** START OF Records for this task **

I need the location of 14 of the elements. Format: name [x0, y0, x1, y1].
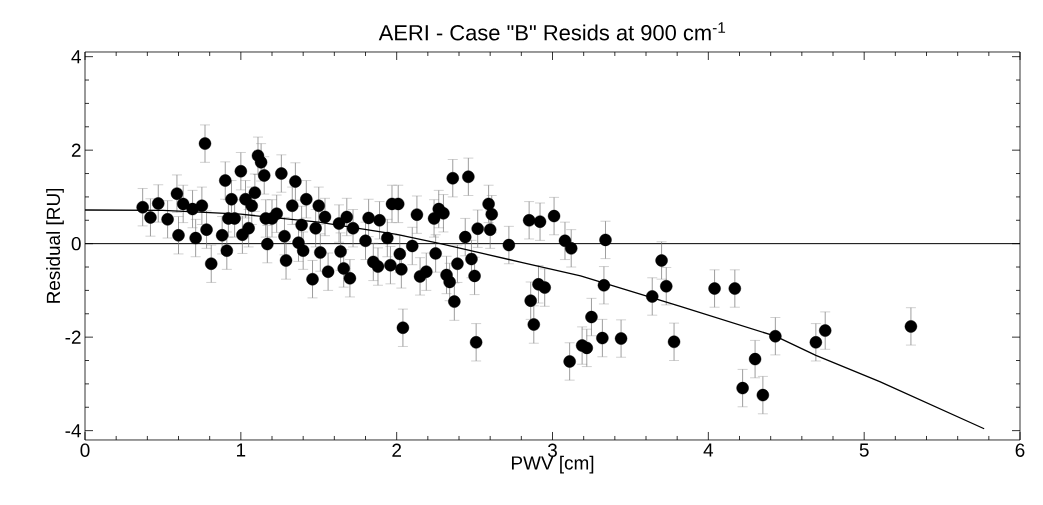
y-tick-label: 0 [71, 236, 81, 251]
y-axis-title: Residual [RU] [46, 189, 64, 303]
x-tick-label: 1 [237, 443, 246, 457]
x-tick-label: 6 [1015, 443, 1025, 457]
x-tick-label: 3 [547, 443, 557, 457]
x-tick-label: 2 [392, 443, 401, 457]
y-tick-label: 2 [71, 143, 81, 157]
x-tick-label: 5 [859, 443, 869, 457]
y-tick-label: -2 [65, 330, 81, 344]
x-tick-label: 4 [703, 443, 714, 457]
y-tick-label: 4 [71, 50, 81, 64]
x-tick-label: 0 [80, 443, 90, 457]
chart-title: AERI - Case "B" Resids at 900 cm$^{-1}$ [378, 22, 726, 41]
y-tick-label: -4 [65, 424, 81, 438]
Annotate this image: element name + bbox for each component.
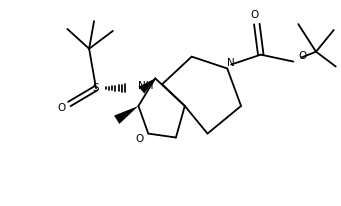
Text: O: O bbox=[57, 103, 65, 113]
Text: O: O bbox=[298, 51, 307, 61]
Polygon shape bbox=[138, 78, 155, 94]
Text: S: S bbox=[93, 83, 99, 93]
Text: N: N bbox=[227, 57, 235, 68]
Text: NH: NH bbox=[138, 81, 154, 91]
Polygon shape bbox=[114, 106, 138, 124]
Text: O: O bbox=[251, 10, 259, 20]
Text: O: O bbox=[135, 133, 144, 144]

** END OF Records for this task **
** START OF Records for this task **

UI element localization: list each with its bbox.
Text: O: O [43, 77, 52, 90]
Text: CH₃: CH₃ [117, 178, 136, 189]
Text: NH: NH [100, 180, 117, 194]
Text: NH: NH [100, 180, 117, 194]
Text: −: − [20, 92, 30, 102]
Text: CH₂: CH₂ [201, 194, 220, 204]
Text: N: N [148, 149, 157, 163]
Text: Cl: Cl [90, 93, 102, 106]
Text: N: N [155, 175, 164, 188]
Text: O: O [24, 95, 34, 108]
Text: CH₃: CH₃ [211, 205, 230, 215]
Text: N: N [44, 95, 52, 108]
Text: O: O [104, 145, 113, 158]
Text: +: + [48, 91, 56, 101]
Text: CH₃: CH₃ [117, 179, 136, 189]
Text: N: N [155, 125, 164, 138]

** END OF Records for this task **

**Task objective**.
Convert the lines of the records that begin with the one containing "UI element localization: list" and run through the one containing "Text: N: N [155, 125, 164, 138]", both included, into a JSON list of strings with one string per line and any blank lines omitted.

**Final result**.
[
  "UI element localization: list each with its bbox.",
  "Text: O: O [43, 77, 52, 90]",
  "Text: CH₃: CH₃ [117, 178, 136, 189]",
  "Text: NH: NH [100, 180, 117, 194]",
  "Text: NH: NH [100, 180, 117, 194]",
  "Text: −: − [20, 92, 30, 102]",
  "Text: CH₂: CH₂ [201, 194, 220, 204]",
  "Text: N: N [148, 149, 157, 163]",
  "Text: Cl: Cl [90, 93, 102, 106]",
  "Text: N: N [155, 175, 164, 188]",
  "Text: O: O [24, 95, 34, 108]",
  "Text: CH₃: CH₃ [211, 205, 230, 215]",
  "Text: N: N [44, 95, 52, 108]",
  "Text: O: O [104, 145, 113, 158]",
  "Text: +: + [48, 91, 56, 101]",
  "Text: CH₃: CH₃ [117, 179, 136, 189]",
  "Text: N: N [155, 125, 164, 138]"
]